- Source information
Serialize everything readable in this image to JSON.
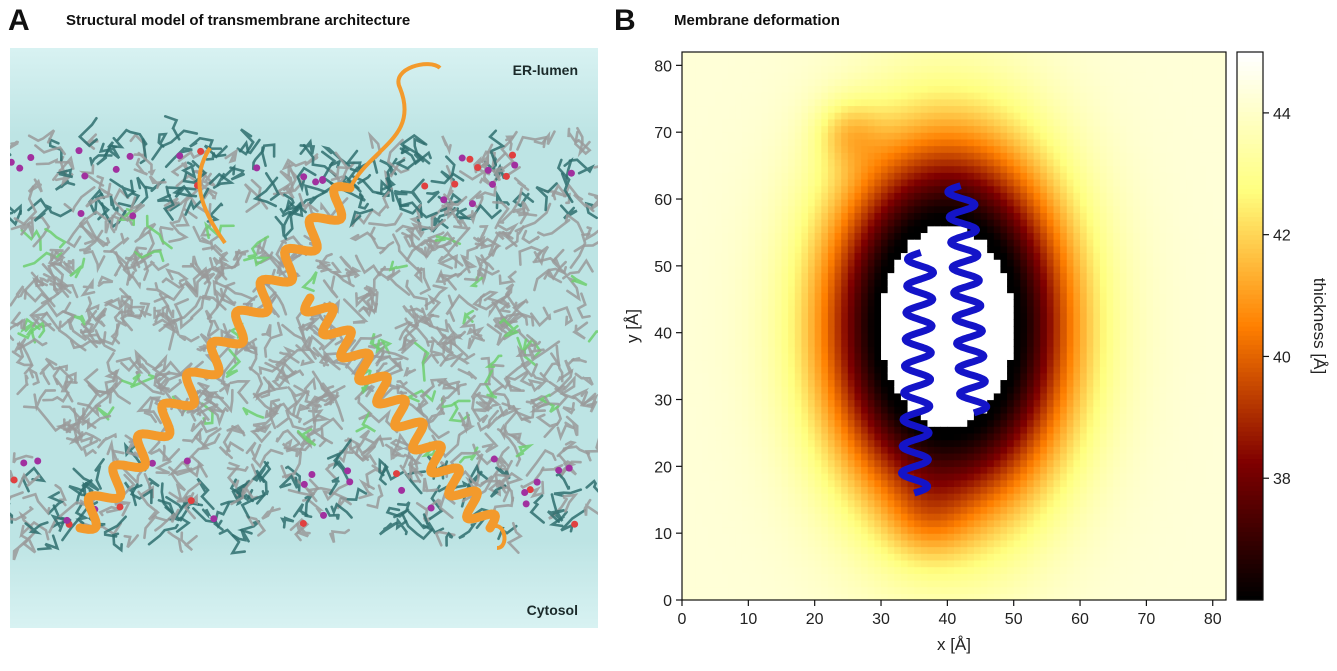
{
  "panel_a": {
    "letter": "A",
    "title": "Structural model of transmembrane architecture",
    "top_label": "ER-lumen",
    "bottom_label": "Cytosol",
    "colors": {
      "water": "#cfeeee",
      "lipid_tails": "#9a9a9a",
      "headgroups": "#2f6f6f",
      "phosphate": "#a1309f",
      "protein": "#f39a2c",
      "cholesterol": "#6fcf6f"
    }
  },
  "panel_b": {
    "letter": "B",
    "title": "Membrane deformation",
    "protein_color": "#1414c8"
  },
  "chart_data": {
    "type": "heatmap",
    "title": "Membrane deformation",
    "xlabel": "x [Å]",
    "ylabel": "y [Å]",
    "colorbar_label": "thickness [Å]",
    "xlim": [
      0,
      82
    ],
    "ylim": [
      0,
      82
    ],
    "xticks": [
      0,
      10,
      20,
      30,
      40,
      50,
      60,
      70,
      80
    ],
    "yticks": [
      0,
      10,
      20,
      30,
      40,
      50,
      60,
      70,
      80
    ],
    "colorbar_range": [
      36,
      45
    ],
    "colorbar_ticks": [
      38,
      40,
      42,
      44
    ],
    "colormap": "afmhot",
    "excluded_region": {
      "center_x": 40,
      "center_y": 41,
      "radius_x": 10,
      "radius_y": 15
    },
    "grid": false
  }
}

- Your objective
What is needed here is an exact repetition of the listing above, pictures excluded.

- The answer
Serialize everything readable in this image to JSON.
{
  "panel_a": {
    "letter": "A",
    "title": "Structural model of transmembrane architecture",
    "top_label": "ER-lumen",
    "bottom_label": "Cytosol",
    "colors": {
      "water": "#cfeeee",
      "lipid_tails": "#9a9a9a",
      "headgroups": "#2f6f6f",
      "phosphate": "#a1309f",
      "protein": "#f39a2c",
      "cholesterol": "#6fcf6f"
    }
  },
  "panel_b": {
    "letter": "B",
    "title": "Membrane deformation",
    "protein_color": "#1414c8"
  },
  "chart_data": {
    "type": "heatmap",
    "title": "Membrane deformation",
    "xlabel": "x [Å]",
    "ylabel": "y [Å]",
    "colorbar_label": "thickness [Å]",
    "xlim": [
      0,
      82
    ],
    "ylim": [
      0,
      82
    ],
    "xticks": [
      0,
      10,
      20,
      30,
      40,
      50,
      60,
      70,
      80
    ],
    "yticks": [
      0,
      10,
      20,
      30,
      40,
      50,
      60,
      70,
      80
    ],
    "colorbar_range": [
      36,
      45
    ],
    "colorbar_ticks": [
      38,
      40,
      42,
      44
    ],
    "colormap": "afmhot",
    "excluded_region": {
      "center_x": 40,
      "center_y": 41,
      "radius_x": 10,
      "radius_y": 15
    },
    "grid": false
  }
}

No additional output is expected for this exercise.